> _Task to carry out_: Each record below is to be copied word for word, with pictures removed.

===== Records to process

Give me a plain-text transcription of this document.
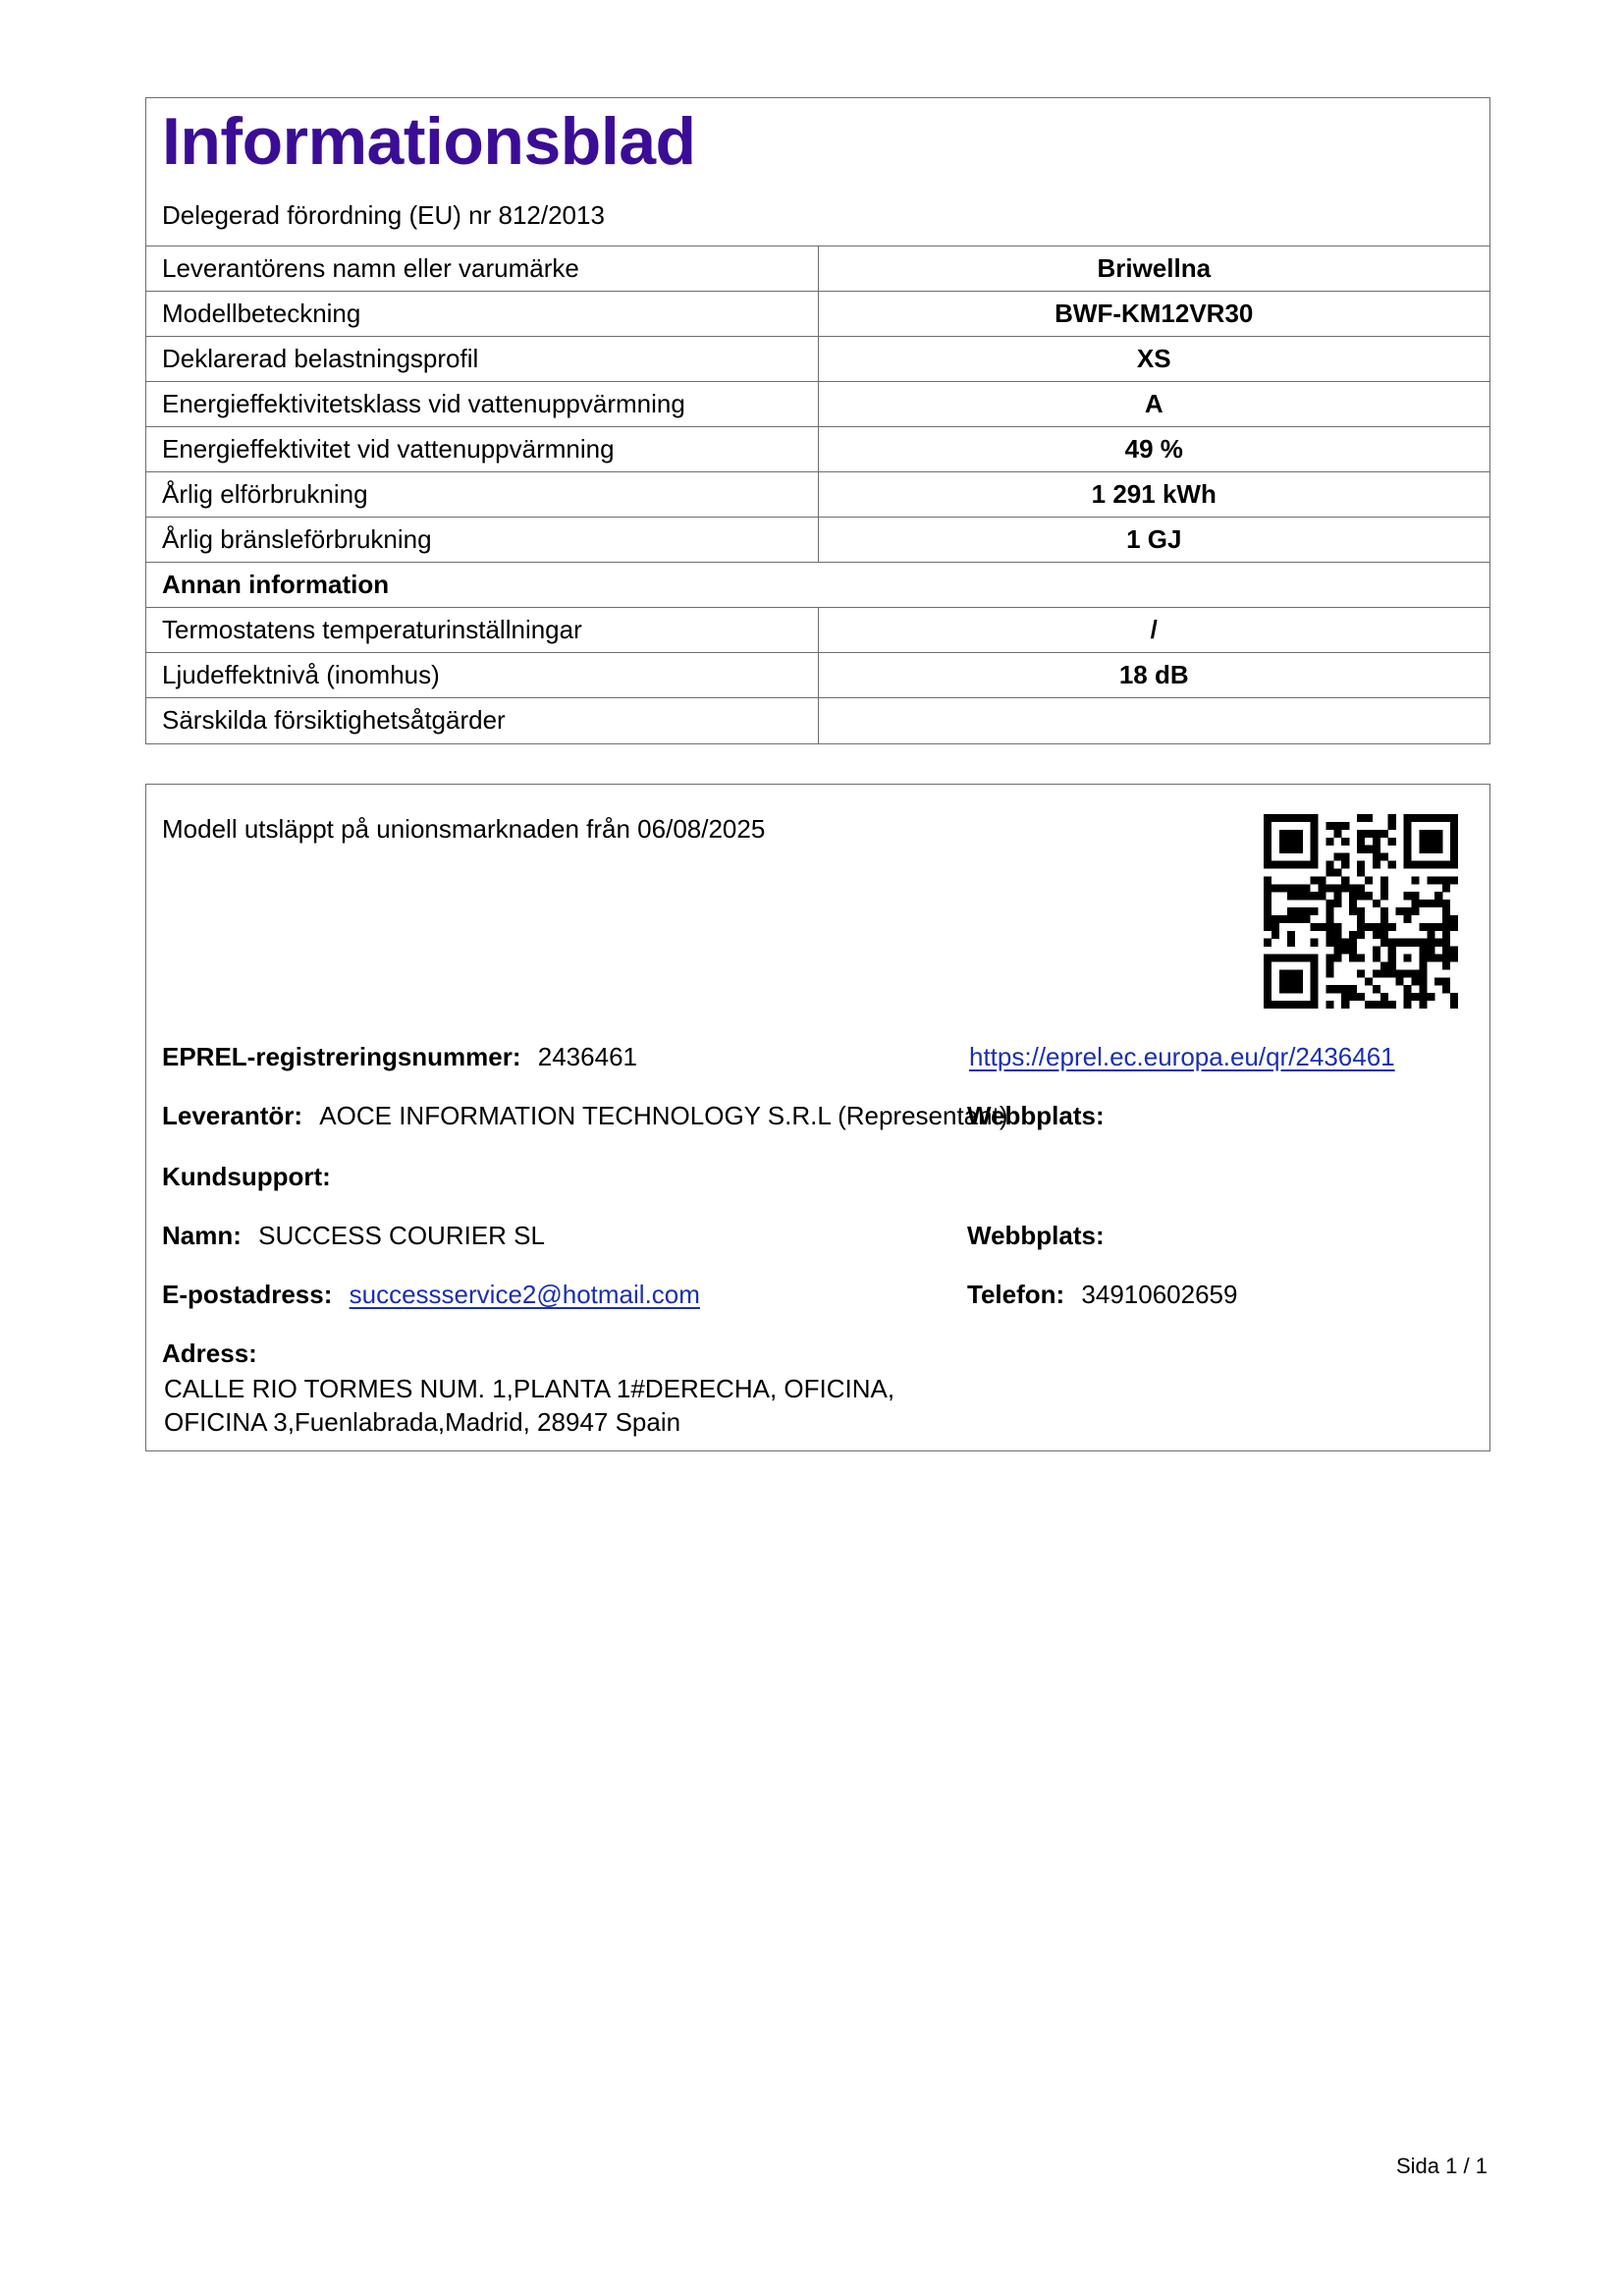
Informationsblad
Delegerad förordning (EU) nr 812/2013
Leverantörens namn eller varumärke	Briwellna
Modellbeteckning	BWF-KM12VR30
Deklarerad belastningsprofil	XS
Energieffektivitetsklass vid vattenuppvärmning	A
Energieffektivitet vid vattenuppvärmning	49 %
Årlig elförbrukning	1 291 kWh
Årlig bränsleförbrukning	1 GJ
Annan information	
Termostatens temperaturinställningar	/
Ljudeffektnivå (inomhus)	18 dB
Särskilda försiktighetsåtgärder	
Modell utsläppt på unionsmarknaden från 06/08/2025
EPREL-registreringsnummer: 2436461	https://eprel.ec.europa.eu/qr/2436461
Leverantör: AOCE INFORMATION TECHNOLOGY S.R.L (Representant)
Webbplats:
Kundsupport:
Namn: SUCCESS COURIER SL	Webbplats:
E-postadress: successservice2@hotmail.com	Telefon: 34910602659
Adress:
CALLE RIO TORMES NUM. 1,PLANTA 1#DERECHA, OFICINA,
OFICINA 3,Fuenlabrada,Madrid, 28947 Spain
Sida 1 / 1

==========

> _Output of the task_:
Give me a plain-text transcription of this document.
Informationsblad
Delegerad förordning (EU) nr 812/2013
Leverantörens namn eller varumärke	Briwellna
Modellbeteckning	BWF-KM12VR30
Deklarerad belastningsprofil	XS
Energieffektivitetsklass vid vattenuppvärmning	A
Energieffektivitet vid vattenuppvärmning	49 %
Årlig elförbrukning	1 291 kWh
Årlig bränsleförbrukning	1 GJ
Annan information	
Termostatens temperaturinställningar	/
Ljudeffektnivå (inomhus)	18 dB
Särskilda försiktighetsåtgärder	
Modell utsläppt på unionsmarknaden från 06/08/2025
EPREL-registreringsnummer: 2436461	https://eprel.ec.europa.eu/qr/2436461
Leverantör: AOCE INFORMATION TECHNOLOGY S.R.L (Representant)
Webbplats:
Kundsupport:
Namn: SUCCESS COURIER SL	Webbplats:
E-postadress: successservice2@hotmail.com	Telefon: 34910602659
Adress:
CALLE RIO TORMES NUM. 1,PLANTA 1#DERECHA, OFICINA,
OFICINA 3,Fuenlabrada,Madrid, 28947 Spain
Sida 1 / 1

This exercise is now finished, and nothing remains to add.